**SUPPLIED RECORDS**
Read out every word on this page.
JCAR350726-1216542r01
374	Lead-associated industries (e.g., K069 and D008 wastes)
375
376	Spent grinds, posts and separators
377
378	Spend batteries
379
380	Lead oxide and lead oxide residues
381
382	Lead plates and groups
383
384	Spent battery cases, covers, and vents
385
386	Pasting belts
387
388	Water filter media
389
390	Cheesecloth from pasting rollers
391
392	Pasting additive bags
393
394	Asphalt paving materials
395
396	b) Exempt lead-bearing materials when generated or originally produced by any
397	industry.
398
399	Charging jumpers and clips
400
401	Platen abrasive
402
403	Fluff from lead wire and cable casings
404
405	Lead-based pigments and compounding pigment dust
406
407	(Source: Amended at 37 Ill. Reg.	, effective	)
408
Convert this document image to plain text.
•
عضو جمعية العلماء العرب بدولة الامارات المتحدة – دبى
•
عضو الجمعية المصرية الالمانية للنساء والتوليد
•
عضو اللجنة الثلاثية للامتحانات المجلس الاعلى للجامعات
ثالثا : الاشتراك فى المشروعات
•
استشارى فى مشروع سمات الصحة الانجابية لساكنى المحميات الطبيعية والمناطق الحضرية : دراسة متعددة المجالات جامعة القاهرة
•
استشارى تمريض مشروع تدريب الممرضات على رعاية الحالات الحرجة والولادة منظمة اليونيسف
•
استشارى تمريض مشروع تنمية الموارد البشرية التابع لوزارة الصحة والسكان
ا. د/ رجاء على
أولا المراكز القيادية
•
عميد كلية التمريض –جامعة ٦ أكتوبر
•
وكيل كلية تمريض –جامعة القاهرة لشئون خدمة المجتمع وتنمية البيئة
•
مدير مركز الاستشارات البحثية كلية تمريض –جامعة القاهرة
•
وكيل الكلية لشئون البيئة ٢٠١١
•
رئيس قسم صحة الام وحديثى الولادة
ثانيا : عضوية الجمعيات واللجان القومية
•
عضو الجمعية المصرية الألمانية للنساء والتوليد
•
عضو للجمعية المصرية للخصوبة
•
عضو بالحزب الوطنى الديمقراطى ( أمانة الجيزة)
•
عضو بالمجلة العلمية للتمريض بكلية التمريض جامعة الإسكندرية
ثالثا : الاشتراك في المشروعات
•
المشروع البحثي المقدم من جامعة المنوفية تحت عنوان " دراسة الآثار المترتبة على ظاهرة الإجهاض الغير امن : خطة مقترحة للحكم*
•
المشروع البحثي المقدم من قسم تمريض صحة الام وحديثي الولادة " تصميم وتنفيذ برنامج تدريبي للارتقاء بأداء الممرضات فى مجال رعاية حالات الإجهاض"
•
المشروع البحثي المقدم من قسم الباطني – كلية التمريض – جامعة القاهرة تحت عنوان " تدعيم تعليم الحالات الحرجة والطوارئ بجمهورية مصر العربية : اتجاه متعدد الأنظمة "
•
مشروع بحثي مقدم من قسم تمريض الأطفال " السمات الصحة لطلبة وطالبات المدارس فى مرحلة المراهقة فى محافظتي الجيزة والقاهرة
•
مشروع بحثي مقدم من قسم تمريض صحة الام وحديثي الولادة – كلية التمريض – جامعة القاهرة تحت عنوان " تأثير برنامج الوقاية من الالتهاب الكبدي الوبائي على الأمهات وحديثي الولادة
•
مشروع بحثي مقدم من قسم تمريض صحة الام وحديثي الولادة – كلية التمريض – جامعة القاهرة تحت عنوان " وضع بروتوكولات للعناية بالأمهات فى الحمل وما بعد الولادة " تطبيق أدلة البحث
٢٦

**REQUIRED TASK**
Your task is to print the whole listing again exactly.

**EXERCISE RESPONSE**
Read out every word on this page.
JCAR350726-1216542r01
374	Lead-associated industries (e.g., K069 and D008 wastes)
375
376	Spent grinds, posts and separators
377
378	Spend batteries
379
380	Lead oxide and lead oxide residues
381
382	Lead plates and groups
383
384	Spent battery cases, covers, and vents
385
386	Pasting belts
387
388	Water filter media
389
390	Cheesecloth from pasting rollers
391
392	Pasting additive bags
393
394	Asphalt paving materials
395
396	b) Exempt lead-bearing materials when generated or originally produced by any
397	industry.
398
399	Charging jumpers and clips
400
401	Platen abrasive
402
403	Fluff from lead wire and cable casings
404
405	Lead-based pigments and compounding pigment dust
406
407	(Source: Amended at 37 Ill. Reg.	, effective	)
408
Convert this document image to plain text.
•
عضو جمعية العلماء العرب بدولة الامارات المتحدة – دبى
•
عضو الجمعية المصرية الالمانية للنساء والتوليد
•
عضو اللجنة الثلاثية للامتحانات المجلس الاعلى للجامعات
ثالثا : الاشتراك فى المشروعات
•
استشارى فى مشروع سمات الصحة الانجابية لساكنى المحميات الطبيعية والمناطق الحضرية : دراسة متعددة المجالات جامعة القاهرة
•
استشارى تمريض مشروع تدريب الممرضات على رعاية الحالات الحرجة والولادة منظمة اليونيسف
•
استشارى تمريض مشروع تنمية الموارد البشرية التابع لوزارة الصحة والسكان
ا. د/ رجاء على
أولا المراكز القيادية
•
عميد كلية التمريض –جامعة ٦ أكتوبر
•
وكيل كلية تمريض –جامعة القاهرة لشئون خدمة المجتمع وتنمية البيئة
•
مدير مركز الاستشارات البحثية كلية تمريض –جامعة القاهرة
•
وكيل الكلية لشئون البيئة ٢٠١١
•
رئيس قسم صحة الام وحديثى الولادة
ثانيا : عضوية الجمعيات واللجان القومية
•
عضو الجمعية المصرية الألمانية للنساء والتوليد
•
عضو للجمعية المصرية للخصوبة
•
عضو بالحزب الوطنى الديمقراطى ( أمانة الجيزة)
•
عضو بالمجلة العلمية للتمريض بكلية التمريض جامعة الإسكندرية
ثالثا : الاشتراك في المشروعات
•
المشروع البحثي المقدم من جامعة المنوفية تحت عنوان " دراسة الآثار المترتبة على ظاهرة الإجهاض الغير امن : خطة مقترحة للحكم*
•
المشروع البحثي المقدم من قسم تمريض صحة الام وحديثي الولادة " تصميم وتنفيذ برنامج تدريبي للارتقاء بأداء الممرضات فى مجال رعاية حالات الإجهاض"
•
المشروع البحثي المقدم من قسم الباطني – كلية التمريض – جامعة القاهرة تحت عنوان " تدعيم تعليم الحالات الحرجة والطوارئ بجمهورية مصر العربية : اتجاه متعدد الأنظمة "
•
مشروع بحثي مقدم من قسم تمريض الأطفال " السمات الصحة لطلبة وطالبات المدارس فى مرحلة المراهقة فى محافظتي الجيزة والقاهرة
•
مشروع بحثي مقدم من قسم تمريض صحة الام وحديثي الولادة – كلية التمريض – جامعة القاهرة تحت عنوان " تأثير برنامج الوقاية من الالتهاب الكبدي الوبائي على الأمهات وحديثي الولادة
•
مشروع بحثي مقدم من قسم تمريض صحة الام وحديثي الولادة – كلية التمريض – جامعة القاهرة تحت عنوان " وضع بروتوكولات للعناية بالأمهات فى الحمل وما بعد الولادة " تطبيق أدلة البحث
٢٦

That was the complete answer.